### GOAL OF THE EXERCISE
List each line of the data in which the string "traumos" appears.

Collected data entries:
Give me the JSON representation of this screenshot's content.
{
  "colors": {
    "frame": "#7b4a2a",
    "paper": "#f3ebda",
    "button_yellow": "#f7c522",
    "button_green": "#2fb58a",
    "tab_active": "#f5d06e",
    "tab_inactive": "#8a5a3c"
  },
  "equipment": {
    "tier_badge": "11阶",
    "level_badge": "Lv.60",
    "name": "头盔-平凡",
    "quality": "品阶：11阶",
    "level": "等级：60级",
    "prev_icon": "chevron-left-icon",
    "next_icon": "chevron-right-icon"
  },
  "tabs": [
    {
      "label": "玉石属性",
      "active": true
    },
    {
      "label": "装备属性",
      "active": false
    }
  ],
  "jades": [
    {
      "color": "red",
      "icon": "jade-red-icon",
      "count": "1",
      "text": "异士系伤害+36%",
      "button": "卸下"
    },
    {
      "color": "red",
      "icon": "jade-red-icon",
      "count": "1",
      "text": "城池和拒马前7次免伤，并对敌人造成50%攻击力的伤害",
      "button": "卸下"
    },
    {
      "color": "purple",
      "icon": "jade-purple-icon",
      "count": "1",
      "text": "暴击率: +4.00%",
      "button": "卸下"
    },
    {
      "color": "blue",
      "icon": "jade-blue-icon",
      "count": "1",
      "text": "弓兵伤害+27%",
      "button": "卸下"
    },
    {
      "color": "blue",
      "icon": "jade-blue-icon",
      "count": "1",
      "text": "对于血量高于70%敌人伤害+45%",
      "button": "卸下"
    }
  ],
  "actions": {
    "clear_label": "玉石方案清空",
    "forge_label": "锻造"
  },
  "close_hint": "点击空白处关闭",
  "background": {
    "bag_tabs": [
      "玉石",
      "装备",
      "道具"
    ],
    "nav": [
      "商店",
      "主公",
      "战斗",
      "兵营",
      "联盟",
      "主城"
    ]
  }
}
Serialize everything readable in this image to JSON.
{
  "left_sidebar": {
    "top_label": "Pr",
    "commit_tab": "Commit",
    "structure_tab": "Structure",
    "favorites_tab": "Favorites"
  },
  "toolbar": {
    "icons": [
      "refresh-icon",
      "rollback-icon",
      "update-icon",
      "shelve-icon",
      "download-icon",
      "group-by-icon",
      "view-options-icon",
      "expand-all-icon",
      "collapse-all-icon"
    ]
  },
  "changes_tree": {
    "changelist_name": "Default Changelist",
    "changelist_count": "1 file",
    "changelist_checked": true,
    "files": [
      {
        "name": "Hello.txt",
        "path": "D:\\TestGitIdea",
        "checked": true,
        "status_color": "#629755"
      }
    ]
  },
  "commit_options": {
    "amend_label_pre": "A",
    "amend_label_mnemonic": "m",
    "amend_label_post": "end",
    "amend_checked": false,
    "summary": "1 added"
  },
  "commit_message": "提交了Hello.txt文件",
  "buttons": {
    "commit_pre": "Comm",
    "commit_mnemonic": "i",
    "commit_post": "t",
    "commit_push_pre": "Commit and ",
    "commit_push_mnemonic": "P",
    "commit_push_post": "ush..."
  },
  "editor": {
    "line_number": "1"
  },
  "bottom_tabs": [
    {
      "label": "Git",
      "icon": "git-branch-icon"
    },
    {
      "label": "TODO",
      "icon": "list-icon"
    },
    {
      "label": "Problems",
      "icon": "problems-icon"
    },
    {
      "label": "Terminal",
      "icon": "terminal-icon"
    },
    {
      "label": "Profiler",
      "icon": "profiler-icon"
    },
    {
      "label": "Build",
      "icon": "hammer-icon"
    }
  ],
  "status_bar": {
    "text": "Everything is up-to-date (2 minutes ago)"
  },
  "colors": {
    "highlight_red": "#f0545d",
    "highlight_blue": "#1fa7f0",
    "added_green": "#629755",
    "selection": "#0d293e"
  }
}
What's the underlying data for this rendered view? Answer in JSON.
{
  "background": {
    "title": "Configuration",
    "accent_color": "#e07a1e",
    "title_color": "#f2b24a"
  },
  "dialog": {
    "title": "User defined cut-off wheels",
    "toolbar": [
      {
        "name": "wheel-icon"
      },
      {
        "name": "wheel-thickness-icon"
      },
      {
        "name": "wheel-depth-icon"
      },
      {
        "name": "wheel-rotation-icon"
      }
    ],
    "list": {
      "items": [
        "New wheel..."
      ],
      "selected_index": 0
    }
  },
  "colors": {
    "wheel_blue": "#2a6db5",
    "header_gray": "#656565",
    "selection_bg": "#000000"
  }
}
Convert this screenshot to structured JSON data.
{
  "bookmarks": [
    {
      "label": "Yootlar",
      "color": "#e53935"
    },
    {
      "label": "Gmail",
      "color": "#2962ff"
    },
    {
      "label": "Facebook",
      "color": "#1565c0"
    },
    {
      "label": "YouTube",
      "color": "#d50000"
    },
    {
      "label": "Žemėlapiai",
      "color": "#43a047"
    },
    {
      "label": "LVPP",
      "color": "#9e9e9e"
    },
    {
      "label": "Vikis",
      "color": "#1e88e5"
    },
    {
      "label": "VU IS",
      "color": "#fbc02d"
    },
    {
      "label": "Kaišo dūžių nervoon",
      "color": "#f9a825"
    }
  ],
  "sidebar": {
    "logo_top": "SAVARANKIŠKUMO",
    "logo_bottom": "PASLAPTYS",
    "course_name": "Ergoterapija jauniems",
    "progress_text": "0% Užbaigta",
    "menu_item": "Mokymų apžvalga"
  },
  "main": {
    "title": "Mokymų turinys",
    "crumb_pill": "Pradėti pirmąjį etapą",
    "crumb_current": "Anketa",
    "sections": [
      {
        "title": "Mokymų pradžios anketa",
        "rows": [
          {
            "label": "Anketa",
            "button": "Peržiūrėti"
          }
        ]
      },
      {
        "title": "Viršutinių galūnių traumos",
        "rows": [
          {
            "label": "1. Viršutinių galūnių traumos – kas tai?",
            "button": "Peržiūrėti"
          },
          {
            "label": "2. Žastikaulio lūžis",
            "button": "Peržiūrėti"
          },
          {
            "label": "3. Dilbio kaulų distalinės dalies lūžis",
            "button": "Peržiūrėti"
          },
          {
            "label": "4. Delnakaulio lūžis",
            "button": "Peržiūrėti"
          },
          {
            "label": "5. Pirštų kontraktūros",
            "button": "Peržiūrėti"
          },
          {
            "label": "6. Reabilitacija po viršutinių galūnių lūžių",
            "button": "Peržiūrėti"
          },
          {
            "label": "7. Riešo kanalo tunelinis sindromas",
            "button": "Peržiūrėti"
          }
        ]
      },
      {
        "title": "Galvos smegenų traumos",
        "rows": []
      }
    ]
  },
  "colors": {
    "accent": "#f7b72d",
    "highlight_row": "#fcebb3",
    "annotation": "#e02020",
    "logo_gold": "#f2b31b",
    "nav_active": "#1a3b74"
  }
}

### WRITTEN ANSWER
        "title": "Viršutinių galūnių traumos",
            "label": "1. Viršutinių galūnių traumos – kas tai?",
        "title": "Galvos smegenų traumos",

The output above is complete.